> _To do_
State the count of lines below in which the word "الذي" appears, and add nothing.

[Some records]
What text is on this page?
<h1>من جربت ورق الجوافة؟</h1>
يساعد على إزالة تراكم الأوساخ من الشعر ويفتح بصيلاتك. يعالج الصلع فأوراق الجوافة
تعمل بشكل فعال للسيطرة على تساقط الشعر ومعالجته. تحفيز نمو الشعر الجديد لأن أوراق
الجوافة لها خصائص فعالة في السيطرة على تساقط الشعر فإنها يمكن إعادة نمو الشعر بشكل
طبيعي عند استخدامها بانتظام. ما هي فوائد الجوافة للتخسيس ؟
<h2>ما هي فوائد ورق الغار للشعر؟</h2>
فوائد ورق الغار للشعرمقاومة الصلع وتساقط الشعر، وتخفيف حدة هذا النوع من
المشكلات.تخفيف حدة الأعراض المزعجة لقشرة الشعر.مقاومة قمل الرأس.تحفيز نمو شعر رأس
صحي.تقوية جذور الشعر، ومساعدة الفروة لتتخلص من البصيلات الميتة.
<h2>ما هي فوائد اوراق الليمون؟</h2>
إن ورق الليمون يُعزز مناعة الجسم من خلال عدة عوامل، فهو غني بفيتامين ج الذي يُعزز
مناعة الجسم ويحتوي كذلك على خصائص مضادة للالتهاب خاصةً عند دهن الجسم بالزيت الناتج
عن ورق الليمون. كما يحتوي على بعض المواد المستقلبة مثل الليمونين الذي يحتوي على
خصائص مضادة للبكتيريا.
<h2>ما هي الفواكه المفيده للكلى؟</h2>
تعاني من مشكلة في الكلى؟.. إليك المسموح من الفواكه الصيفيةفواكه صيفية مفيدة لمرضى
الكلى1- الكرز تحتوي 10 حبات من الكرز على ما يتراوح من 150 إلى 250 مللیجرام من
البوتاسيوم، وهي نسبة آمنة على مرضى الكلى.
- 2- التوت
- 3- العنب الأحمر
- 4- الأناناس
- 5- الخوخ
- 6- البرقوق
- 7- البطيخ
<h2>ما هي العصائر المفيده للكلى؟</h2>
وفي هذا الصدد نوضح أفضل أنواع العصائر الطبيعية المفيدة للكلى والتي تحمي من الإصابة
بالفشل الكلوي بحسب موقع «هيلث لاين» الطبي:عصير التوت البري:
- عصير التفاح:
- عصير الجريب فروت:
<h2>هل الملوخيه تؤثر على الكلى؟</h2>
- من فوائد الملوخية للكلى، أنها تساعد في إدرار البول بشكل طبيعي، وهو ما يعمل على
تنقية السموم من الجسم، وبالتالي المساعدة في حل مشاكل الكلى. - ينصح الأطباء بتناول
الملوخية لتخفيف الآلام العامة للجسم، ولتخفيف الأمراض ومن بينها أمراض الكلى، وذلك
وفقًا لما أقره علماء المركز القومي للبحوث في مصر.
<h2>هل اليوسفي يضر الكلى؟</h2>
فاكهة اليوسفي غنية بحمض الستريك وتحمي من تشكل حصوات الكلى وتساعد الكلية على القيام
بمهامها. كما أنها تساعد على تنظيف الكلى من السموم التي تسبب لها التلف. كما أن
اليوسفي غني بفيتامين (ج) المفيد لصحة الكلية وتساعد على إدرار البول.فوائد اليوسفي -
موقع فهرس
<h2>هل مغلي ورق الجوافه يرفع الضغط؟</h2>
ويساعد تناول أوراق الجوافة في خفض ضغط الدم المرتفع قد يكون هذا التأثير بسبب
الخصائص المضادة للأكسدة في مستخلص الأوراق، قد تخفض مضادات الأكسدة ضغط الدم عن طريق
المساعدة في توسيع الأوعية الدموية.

> _Result of the task_
2